**SOURCE EXCERPT**

At the Harvard Allston Education Portal, China Cardriche ’16 was happily inspiring impressionable children — with explosions.
“Nothing inspires first-graders more than blowing things up,” Cardriche said, picking up a balloon covered in small, dark marks. “A regular balloon explodes when you light it on fire. But if you fill a balloon with a little bit of water, the water acts as a shield and it warms before the balloon pops … so it actually burns the balloon instead of popping it.”
Cardriche and other Harvard undergrads were on hand Dec. 7 to help showcase work that was accomplished over the past 10 weeks as part of the Ed Portal’s mentoring program. In a service that is free to Allston-Brighton residents, 26 Harvard undergrads mentor 102 local students from first through 12th grade in fields such as math, creative writing, and science.
“Inspiring children is one of the best takeaways,” said Cardriche, an applied math concentrator who facilitated a science club for first-graders at the Ed Portal.
Nearby, Allston resident Priscilla Anderson and her 9-year-old daughter, Dora Capobianco, watched one of three computer animations Capobianco designed while enrolled in the Ed Portal’s new Scratch programming mentoring option.
“She’s certainly never programmed anything before,” said Anderson, adding that her daughter had been involved with the mentoring program since first grade. “She’s learning a new skill, and she has a lot of fun — it’s fun learning.”

**WHAT NEEDS TO BE DONE**
Write the next few paragraphs of the article above about the Harvard Allston Education Portal's mentoring program, starting right after its last sentence.

**RECORDED INFORMATION**
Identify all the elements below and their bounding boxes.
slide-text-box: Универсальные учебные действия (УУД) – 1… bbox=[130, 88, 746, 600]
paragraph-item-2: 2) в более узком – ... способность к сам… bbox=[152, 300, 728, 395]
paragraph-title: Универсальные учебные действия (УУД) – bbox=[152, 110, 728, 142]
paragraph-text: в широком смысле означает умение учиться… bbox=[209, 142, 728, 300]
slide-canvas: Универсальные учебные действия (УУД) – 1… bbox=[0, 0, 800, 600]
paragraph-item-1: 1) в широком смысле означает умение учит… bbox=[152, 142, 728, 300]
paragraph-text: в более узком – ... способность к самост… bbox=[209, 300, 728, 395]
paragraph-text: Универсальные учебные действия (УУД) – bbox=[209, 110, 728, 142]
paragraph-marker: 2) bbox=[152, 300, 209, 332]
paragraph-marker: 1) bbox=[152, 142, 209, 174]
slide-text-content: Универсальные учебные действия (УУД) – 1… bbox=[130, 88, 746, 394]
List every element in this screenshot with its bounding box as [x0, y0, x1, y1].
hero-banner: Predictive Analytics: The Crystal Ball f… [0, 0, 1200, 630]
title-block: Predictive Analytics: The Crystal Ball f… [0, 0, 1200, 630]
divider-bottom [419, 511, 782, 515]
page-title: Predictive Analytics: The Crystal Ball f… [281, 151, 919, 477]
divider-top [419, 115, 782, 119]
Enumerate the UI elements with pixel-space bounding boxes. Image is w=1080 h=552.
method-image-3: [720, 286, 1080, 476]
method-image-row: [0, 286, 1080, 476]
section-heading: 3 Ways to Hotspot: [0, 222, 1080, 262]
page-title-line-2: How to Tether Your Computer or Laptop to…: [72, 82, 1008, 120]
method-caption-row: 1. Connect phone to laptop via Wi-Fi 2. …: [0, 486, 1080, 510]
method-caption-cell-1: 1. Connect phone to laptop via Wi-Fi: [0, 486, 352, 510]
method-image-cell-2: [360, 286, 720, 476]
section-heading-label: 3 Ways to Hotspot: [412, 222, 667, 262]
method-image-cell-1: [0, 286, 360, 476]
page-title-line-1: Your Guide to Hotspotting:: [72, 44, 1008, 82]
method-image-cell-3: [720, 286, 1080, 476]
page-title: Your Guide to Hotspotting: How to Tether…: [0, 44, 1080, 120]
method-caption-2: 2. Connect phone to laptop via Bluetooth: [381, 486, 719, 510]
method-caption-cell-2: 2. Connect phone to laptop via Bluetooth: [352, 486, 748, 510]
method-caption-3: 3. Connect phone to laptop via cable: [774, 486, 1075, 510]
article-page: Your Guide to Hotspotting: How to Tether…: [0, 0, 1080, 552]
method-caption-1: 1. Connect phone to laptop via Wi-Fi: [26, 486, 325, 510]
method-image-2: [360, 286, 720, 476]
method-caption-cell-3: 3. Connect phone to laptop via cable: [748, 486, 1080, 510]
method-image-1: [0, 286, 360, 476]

**RESPONSE BELOW**
Robert Lue, director of Life Sciences education, faculty director of HarvardX, and faculty director of the Harvard Allston Ed Portal, said he always enjoys attending the mentoring showcase, and seeing how students’ imaginations have been “sparked” by the program.
“Being here gives you an idea of how much of an impact working with the mentors has had,” he said. “The undergraduate students here have a long history of being socially engaged, but we’re seeing the growing realization that it’s a mutually enriching exchange. It’s a learning opportunity for everyone involved. What we may have traditionally thought of as service becomes much more of a partnership.”
Speaking of her work in writing and the visual arts with sixth- and eighth-graders, mentor Ujunwa Nwosu ’17 echoed that sentiment.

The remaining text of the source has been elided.